→ TASK INSTRUCTIONS
Print every row unchanged, from the line containing "menu-separator (113, 1036, 393, 1038)" to the line containing "file-label: 读 (62, 201, 87, 229)", including both of those lines.
%%
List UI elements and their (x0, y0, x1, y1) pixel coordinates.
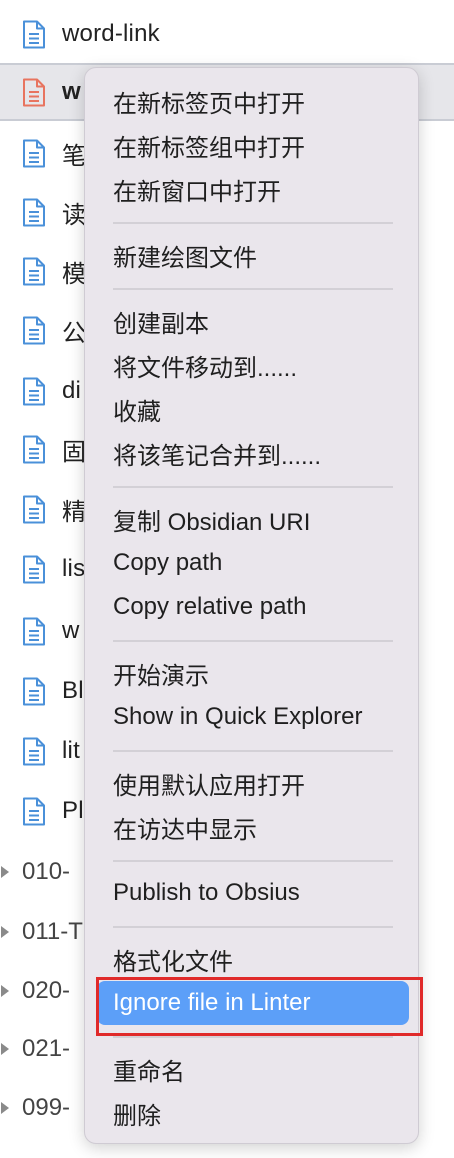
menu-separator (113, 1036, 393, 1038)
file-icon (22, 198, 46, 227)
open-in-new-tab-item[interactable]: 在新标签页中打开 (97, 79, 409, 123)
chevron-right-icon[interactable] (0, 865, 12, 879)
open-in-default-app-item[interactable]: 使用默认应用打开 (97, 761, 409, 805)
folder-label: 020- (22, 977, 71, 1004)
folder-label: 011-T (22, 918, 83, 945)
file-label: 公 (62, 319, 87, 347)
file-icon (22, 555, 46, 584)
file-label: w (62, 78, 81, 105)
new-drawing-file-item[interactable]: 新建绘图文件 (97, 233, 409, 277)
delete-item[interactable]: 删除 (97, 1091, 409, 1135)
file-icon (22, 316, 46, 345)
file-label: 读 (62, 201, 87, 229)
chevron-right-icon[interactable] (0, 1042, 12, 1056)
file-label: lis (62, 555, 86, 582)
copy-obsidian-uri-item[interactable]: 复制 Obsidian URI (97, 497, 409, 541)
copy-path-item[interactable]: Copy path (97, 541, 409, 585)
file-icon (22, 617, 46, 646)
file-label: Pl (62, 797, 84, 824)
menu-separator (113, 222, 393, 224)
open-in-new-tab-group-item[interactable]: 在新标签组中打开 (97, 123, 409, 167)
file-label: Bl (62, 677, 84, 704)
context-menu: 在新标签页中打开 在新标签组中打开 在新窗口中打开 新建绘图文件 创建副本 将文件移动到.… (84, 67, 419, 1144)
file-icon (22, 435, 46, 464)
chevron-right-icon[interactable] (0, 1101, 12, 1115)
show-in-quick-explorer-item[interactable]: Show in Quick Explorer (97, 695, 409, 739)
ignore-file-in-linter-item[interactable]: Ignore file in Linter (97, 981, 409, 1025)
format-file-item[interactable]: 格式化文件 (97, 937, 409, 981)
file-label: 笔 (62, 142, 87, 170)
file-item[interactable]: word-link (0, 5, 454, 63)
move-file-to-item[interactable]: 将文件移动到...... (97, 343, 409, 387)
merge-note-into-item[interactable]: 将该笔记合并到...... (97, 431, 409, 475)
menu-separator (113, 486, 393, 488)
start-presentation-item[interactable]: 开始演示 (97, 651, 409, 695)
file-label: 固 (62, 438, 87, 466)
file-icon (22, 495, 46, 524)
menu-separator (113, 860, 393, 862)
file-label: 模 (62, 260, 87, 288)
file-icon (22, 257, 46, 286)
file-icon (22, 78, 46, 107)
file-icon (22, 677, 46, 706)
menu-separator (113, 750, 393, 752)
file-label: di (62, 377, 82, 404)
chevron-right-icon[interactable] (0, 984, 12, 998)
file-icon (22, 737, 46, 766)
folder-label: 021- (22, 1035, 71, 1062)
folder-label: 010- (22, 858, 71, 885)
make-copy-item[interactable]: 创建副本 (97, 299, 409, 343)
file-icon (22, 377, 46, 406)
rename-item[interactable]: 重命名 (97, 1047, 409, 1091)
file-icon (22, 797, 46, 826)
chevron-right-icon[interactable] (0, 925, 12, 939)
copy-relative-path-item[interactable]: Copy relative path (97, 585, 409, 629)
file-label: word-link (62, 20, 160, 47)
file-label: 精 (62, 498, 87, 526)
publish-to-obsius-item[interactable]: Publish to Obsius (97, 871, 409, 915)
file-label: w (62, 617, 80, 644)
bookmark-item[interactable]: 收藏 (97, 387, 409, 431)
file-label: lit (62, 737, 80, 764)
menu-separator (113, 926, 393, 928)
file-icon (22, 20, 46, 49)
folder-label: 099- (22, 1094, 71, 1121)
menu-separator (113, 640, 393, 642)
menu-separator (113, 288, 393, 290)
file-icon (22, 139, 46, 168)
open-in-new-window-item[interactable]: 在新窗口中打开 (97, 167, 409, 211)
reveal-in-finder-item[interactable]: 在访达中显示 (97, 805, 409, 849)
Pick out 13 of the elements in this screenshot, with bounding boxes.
%%
%%
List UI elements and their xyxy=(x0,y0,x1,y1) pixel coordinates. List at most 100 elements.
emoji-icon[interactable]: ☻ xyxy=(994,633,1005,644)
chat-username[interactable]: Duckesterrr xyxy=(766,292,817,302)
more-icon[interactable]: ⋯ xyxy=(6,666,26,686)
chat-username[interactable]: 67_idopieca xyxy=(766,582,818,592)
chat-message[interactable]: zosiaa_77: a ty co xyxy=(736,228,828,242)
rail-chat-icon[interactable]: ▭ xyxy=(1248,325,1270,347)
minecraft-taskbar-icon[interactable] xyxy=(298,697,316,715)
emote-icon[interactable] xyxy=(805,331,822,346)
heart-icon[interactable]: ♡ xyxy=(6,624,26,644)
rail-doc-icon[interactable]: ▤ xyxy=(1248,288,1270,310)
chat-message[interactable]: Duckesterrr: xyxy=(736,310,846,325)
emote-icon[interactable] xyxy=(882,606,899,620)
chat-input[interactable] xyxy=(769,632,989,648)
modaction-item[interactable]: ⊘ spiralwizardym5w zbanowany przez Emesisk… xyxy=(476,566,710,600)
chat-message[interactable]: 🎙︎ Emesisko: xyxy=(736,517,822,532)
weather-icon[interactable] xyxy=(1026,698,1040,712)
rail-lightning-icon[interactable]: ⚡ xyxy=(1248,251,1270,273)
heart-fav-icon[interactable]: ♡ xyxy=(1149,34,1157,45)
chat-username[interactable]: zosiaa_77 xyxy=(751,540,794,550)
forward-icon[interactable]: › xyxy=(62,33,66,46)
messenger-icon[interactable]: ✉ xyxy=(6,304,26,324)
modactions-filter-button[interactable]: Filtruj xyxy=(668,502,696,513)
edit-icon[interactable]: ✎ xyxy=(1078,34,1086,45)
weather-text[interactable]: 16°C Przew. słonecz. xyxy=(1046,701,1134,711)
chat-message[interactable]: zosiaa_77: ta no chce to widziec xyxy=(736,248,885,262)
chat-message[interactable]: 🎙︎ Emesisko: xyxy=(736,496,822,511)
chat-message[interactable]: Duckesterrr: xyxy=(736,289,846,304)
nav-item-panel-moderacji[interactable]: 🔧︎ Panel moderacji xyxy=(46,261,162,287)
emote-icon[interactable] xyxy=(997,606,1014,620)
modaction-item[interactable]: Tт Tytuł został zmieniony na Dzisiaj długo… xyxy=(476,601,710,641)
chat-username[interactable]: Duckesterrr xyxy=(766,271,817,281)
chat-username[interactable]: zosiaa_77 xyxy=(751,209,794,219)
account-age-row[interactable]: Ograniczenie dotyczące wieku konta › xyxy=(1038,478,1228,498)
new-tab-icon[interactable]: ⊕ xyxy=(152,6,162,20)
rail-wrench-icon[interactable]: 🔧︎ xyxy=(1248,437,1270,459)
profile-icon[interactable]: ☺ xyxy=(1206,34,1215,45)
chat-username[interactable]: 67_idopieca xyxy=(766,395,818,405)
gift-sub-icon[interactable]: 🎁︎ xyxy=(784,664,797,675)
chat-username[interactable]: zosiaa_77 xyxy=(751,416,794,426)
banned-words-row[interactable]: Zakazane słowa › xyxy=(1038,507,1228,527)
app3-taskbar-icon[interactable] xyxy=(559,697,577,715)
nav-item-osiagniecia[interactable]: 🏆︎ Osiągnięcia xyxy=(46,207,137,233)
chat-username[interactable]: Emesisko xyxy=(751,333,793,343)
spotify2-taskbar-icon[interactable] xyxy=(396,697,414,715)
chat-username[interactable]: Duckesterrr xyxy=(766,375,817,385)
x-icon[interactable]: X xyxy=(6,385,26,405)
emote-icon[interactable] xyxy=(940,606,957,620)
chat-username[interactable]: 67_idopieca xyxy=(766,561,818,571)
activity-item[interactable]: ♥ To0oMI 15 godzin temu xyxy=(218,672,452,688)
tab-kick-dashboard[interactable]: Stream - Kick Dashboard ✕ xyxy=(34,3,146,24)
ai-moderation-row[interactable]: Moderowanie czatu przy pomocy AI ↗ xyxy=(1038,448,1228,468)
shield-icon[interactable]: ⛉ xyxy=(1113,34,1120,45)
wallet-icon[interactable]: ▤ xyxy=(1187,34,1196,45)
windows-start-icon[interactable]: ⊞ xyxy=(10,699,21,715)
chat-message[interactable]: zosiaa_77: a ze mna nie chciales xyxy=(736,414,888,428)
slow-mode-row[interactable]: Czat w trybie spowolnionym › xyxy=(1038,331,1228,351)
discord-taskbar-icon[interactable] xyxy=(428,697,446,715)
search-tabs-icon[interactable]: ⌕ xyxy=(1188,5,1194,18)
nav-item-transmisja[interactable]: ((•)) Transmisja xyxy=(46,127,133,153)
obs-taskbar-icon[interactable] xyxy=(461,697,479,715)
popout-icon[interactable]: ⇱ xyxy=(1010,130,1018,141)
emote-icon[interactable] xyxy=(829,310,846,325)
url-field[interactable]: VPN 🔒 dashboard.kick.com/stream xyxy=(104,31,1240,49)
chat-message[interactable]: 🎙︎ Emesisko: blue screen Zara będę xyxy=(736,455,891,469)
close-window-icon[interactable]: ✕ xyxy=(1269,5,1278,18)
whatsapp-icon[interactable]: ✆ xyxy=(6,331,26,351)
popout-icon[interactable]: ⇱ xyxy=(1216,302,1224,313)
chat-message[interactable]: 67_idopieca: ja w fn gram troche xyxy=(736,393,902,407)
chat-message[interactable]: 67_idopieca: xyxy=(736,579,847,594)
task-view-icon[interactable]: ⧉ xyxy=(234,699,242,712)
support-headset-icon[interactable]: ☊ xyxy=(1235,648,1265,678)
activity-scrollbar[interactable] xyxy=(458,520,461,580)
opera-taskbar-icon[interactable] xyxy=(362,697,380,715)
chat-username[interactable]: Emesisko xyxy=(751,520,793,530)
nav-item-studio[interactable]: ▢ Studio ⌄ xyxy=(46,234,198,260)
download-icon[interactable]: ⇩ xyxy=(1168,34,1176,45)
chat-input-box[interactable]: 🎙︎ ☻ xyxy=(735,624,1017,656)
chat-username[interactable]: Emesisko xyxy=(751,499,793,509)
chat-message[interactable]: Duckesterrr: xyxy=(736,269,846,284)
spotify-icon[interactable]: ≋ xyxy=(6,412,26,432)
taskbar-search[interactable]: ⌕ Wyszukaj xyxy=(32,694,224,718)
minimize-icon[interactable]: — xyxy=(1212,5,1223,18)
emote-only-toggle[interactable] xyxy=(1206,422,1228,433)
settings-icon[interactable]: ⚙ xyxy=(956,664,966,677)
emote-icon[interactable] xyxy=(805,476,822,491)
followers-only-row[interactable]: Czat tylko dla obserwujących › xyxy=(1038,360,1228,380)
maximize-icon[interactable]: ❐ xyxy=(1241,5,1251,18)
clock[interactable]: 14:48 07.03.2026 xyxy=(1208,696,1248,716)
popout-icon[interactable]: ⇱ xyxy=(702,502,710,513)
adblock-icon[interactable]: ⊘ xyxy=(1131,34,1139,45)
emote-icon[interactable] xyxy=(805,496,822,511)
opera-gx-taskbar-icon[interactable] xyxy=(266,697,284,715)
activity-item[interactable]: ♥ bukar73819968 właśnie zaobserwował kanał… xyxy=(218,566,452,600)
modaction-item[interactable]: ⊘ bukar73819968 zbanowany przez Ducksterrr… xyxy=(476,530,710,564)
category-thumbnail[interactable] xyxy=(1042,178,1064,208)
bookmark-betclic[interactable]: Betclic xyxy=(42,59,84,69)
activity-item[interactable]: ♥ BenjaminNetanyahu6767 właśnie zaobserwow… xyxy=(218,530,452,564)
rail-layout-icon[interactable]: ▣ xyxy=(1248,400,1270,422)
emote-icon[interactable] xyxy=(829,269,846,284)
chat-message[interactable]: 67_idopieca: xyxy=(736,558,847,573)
%%
→ THE RESULT
menu-separator (113, 1036, 393, 1038)
file-icon (22, 198, 46, 227)
open-in-new-tab-item[interactable]: 在新标签页中打开 (97, 79, 409, 123)
chevron-right-icon[interactable] (0, 865, 12, 879)
open-in-default-app-item[interactable]: 使用默认应用打开 (97, 761, 409, 805)
folder-label: 020- (22, 977, 71, 1004)
folder-label: 011-T (22, 918, 83, 945)
file-label: 公 (62, 319, 87, 347)
file-icon (22, 555, 46, 584)
file-label: w (62, 78, 81, 105)
new-drawing-file-item[interactable]: 新建绘图文件 (97, 233, 409, 277)
delete-item[interactable]: 删除 (97, 1091, 409, 1135)
file-icon (22, 316, 46, 345)
file-label: 读 (62, 201, 87, 229)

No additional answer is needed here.